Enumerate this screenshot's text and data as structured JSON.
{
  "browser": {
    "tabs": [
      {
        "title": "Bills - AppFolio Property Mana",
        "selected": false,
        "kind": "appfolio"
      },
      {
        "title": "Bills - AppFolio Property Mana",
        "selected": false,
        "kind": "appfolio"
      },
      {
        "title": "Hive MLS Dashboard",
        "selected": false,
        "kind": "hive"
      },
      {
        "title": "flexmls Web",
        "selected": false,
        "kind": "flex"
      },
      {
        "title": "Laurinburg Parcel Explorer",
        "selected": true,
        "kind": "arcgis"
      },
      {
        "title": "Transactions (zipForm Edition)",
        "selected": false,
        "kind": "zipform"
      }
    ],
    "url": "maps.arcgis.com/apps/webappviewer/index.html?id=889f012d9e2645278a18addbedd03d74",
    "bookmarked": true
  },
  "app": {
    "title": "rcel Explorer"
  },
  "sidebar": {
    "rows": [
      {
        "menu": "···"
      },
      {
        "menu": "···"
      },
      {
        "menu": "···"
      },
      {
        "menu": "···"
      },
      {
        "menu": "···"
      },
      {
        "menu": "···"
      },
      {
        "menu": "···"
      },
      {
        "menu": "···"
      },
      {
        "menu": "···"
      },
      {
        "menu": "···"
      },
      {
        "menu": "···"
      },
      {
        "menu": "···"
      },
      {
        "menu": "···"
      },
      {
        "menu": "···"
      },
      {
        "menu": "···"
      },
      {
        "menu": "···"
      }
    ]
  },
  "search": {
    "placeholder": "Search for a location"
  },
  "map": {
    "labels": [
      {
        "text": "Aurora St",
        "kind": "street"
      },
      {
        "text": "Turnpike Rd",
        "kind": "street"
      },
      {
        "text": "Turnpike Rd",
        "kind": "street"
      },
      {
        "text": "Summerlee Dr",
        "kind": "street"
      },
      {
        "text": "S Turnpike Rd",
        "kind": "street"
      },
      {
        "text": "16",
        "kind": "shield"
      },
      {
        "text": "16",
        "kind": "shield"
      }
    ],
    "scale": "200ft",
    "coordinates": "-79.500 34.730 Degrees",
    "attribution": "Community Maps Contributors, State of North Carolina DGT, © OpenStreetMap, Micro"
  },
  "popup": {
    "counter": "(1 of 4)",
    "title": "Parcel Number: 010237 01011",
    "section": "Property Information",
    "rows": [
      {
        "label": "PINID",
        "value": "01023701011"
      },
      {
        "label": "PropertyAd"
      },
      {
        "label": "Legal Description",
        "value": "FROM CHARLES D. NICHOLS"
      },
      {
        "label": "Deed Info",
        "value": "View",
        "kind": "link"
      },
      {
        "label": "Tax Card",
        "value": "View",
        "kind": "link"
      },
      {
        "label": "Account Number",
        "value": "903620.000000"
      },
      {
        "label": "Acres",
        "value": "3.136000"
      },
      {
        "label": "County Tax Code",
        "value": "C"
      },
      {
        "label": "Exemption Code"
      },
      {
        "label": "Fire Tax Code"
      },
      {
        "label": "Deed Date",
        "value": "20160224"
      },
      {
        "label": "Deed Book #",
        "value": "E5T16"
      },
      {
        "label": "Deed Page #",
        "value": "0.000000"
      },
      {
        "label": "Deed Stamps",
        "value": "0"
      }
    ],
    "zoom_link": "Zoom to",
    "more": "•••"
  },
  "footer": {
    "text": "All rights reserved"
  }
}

━━━━━━━━━━━━━━━━━━━━

# [What to produce]
Write out every entry again, keeping each line exactly the same.

# [Task response]
Enumerate this screenshot's text and data as structured JSON.
{
  "browser": {
    "tabs": [
      {
        "title": "Bills - AppFolio Property Mana",
        "selected": false,
        "kind": "appfolio"
      },
      {
        "title": "Bills - AppFolio Property Mana",
        "selected": false,
        "kind": "appfolio"
      },
      {
        "title": "Hive MLS Dashboard",
        "selected": false,
        "kind": "hive"
      },
      {
        "title": "flexmls Web",
        "selected": false,
        "kind": "flex"
      },
      {
        "title": "Laurinburg Parcel Explorer",
        "selected": true,
        "kind": "arcgis"
      },
      {
        "title": "Transactions (zipForm Edition)",
        "selected": false,
        "kind": "zipform"
      }
    ],
    "url": "maps.arcgis.com/apps/webappviewer/index.html?id=889f012d9e2645278a18addbedd03d74",
    "bookmarked": true
  },
  "app": {
    "title": "rcel Explorer"
  },
  "sidebar": {
    "rows": [
      {
        "menu": "···"
      },
      {
        "menu": "···"
      },
      {
        "menu": "···"
      },
      {
        "menu": "···"
      },
      {
        "menu": "···"
      },
      {
        "menu": "···"
      },
      {
        "menu": "···"
      },
      {
        "menu": "···"
      },
      {
        "menu": "···"
      },
      {
        "menu": "···"
      },
      {
        "menu": "···"
      },
      {
        "menu": "···"
      },
      {
        "menu": "···"
      },
      {
        "menu": "···"
      },
      {
        "menu": "···"
      },
      {
        "menu": "···"
      }
    ]
  },
  "search": {
    "placeholder": "Search for a location"
  },
  "map": {
    "labels": [
      {
        "text": "Aurora St",
        "kind": "street"
      },
      {
        "text": "Turnpike Rd",
        "kind": "street"
      },
      {
        "text": "Turnpike Rd",
        "kind": "street"
      },
      {
        "text": "Summerlee Dr",
        "kind": "street"
      },
      {
        "text": "S Turnpike Rd",
        "kind": "street"
      },
      {
        "text": "16",
        "kind": "shield"
      },
      {
        "text": "16",
        "kind": "shield"
      }
    ],
    "scale": "200ft",
    "coordinates": "-79.500 34.730 Degrees",
    "attribution": "Community Maps Contributors, State of North Carolina DGT, © OpenStreetMap, Micro"
  },
  "popup": {
    "counter": "(1 of 4)",
    "title": "Parcel Number: 010237 01011",
    "section": "Property Information",
    "rows": [
      {
        "label": "PINID",
        "value": "01023701011"
      },
      {
        "label": "PropertyAd"
      },
      {
        "label": "Legal Description",
        "value": "FROM CHARLES D. NICHOLS"
      },
      {
        "label": "Deed Info",
        "value": "View",
        "kind": "link"
      },
      {
        "label": "Tax Card",
        "value": "View",
        "kind": "link"
      },
      {
        "label": "Account Number",
        "value": "903620.000000"
      },
      {
        "label": "Acres",
        "value": "3.136000"
      },
      {
        "label": "County Tax Code",
        "value": "C"
      },
      {
        "label": "Exemption Code"
      },
      {
        "label": "Fire Tax Code"
      },
      {
        "label": "Deed Date",
        "value": "20160224"
      },
      {
        "label": "Deed Book #",
        "value": "E5T16"
      },
      {
        "label": "Deed Page #",
        "value": "0.000000"
      },
      {
        "label": "Deed Stamps",
        "value": "0"
      }
    ],
    "zoom_link": "Zoom to",
    "more": "•••"
  },
  "footer": {
    "text": "All rights reserved"
  }
}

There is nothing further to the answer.